* [Given problem] Reproduce every row below verbatim, leaving out the pictures.

Element box rows
<<<<
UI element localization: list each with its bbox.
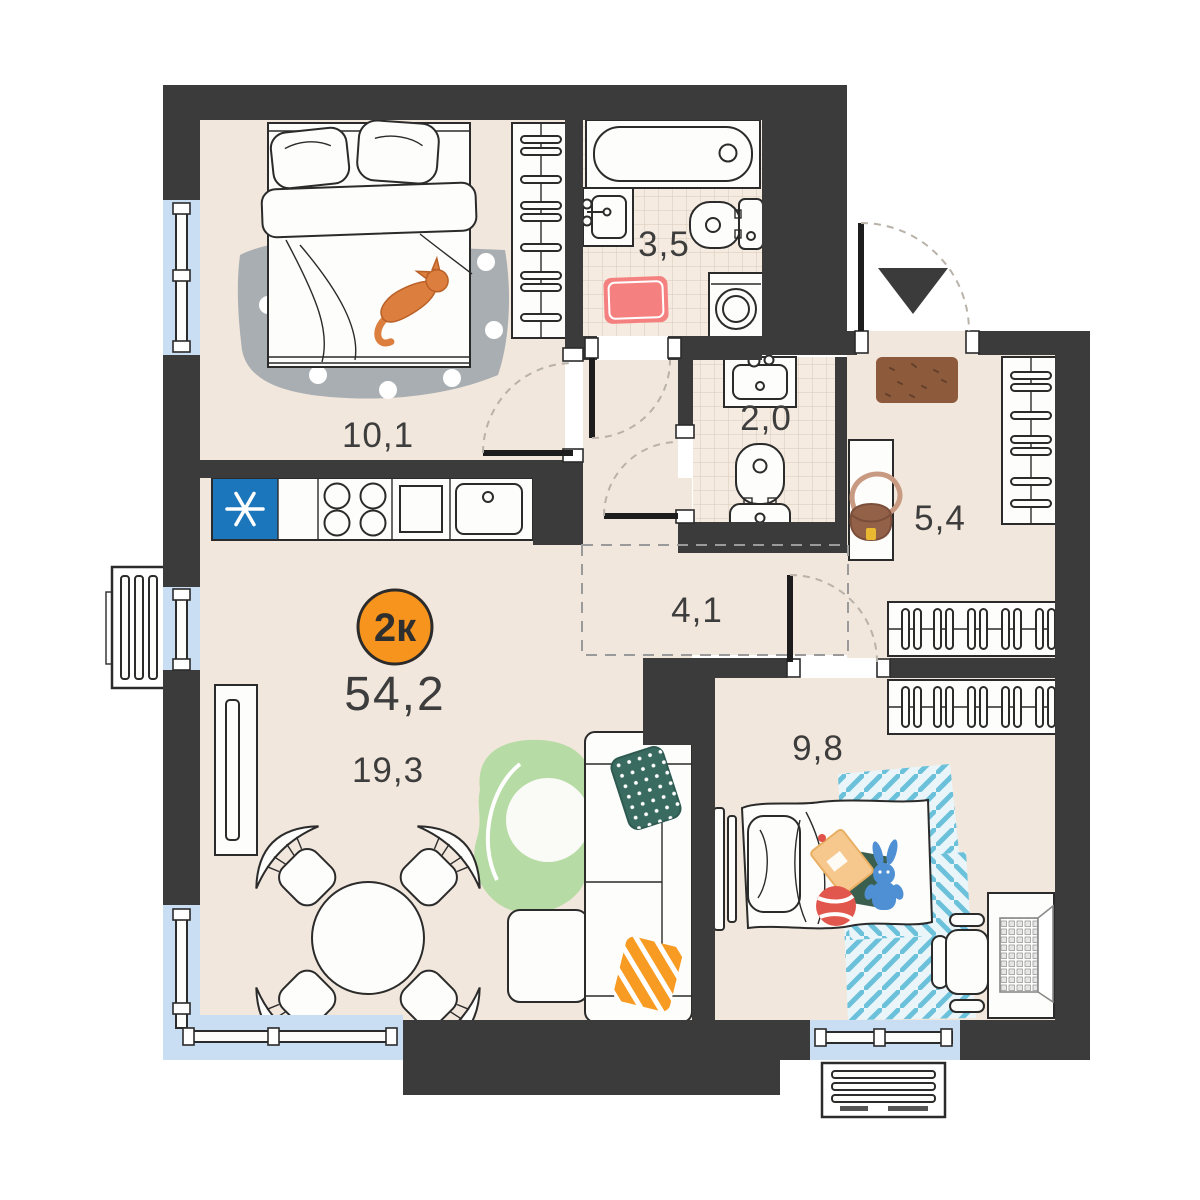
hall-rack <box>888 602 1058 656</box>
kids-area-label: 9,8 <box>792 729 844 768</box>
corridor-area-label: 4,1 <box>671 591 723 630</box>
red-dot-icon <box>818 834 826 842</box>
ball-icon <box>816 886 856 926</box>
unit-type-label: 2к <box>374 606 417 650</box>
living-area-label: 19,3 <box>352 751 424 790</box>
kids-rack <box>888 680 1058 734</box>
ac-unit-left <box>106 567 166 688</box>
bedroom-window <box>163 200 200 355</box>
ac-unit-bottom <box>822 1063 945 1117</box>
tv-console <box>215 685 257 855</box>
washing-machine <box>709 273 763 339</box>
wc-area-label: 2,0 <box>740 399 792 438</box>
wc-toilet <box>730 444 790 532</box>
living-window-left <box>163 587 200 670</box>
kids-window <box>810 1020 960 1060</box>
living-rug <box>474 740 594 913</box>
desk <box>988 893 1054 1018</box>
hall-wardrobe <box>1002 357 1060 524</box>
hall-console <box>849 440 900 560</box>
bedroom-wardrobe <box>512 123 570 338</box>
floor-plan-canvas: 10,1 3,5 2,0 5,4 4,1 19,3 9,8 2к 54,2 <box>0 0 1200 1200</box>
doormat <box>876 357 958 403</box>
bath-rug <box>603 276 669 324</box>
ottoman <box>508 910 588 1002</box>
hallway-area-label: 5,4 <box>914 499 966 538</box>
kitchen-counter <box>212 478 533 540</box>
bathroom-toilet <box>690 199 763 249</box>
bathroom-area-label: 3,5 <box>638 225 690 264</box>
bathtub <box>586 120 760 188</box>
kids-bed <box>714 800 932 930</box>
bedroom-area-label: 10,1 <box>342 416 414 455</box>
laptop-icon <box>1000 906 1053 1002</box>
floor-plan-page: 10,1 3,5 2,0 5,4 4,1 19,3 9,8 2к 54,2 <box>0 0 1200 1200</box>
double-bed <box>261 119 477 367</box>
triangle-down-icon <box>878 268 948 314</box>
bathroom-sink <box>583 188 634 246</box>
total-area-label: 54,2 <box>344 668 445 721</box>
>>>>
* [Exercise solution]
UI element localization: list each with its bbox.
hall-rack <box>888 602 1058 656</box>
kids-area-label: 9,8 <box>792 729 844 768</box>
corridor-area-label: 4,1 <box>671 591 723 630</box>
red-dot-icon <box>818 834 826 842</box>
ball-icon <box>816 886 856 926</box>
unit-type-label: 2к <box>374 606 417 650</box>
living-area-label: 19,3 <box>352 751 424 790</box>
kids-rack <box>888 680 1058 734</box>
ac-unit-left <box>106 567 166 688</box>
bedroom-window <box>163 200 200 355</box>
ac-unit-bottom <box>822 1063 945 1117</box>
tv-console <box>215 685 257 855</box>
washing-machine <box>709 273 763 339</box>
wc-area-label: 2,0 <box>740 399 792 438</box>
wc-toilet <box>730 444 790 532</box>
living-window-left <box>163 587 200 670</box>
kids-window <box>810 1020 960 1060</box>
living-rug <box>474 740 594 913</box>
desk <box>988 893 1054 1018</box>
hall-wardrobe <box>1002 357 1060 524</box>
hall-console <box>849 440 900 560</box>
bedroom-wardrobe <box>512 123 570 338</box>
floor-plan-canvas: 10,1 3,5 2,0 5,4 4,1 19,3 9,8 2к 54,2 <box>0 0 1200 1200</box>
doormat <box>876 357 958 403</box>
bath-rug <box>603 276 669 324</box>
ottoman <box>508 910 588 1002</box>
hallway-area-label: 5,4 <box>914 499 966 538</box>
kitchen-counter <box>212 478 533 540</box>
bathroom-toilet <box>690 199 763 249</box>
bathroom-area-label: 3,5 <box>638 225 690 264</box>
bathtub <box>586 120 760 188</box>
kids-bed <box>714 800 932 930</box>
bedroom-area-label: 10,1 <box>342 416 414 455</box>
laptop-icon <box>1000 906 1053 1002</box>
floor-plan-page: 10,1 3,5 2,0 5,4 4,1 19,3 9,8 2к 54,2 <box>0 0 1200 1200</box>
double-bed <box>261 119 477 367</box>
triangle-down-icon <box>878 268 948 314</box>
bathroom-sink <box>583 188 634 246</box>
total-area-label: 54,2 <box>344 668 445 721</box>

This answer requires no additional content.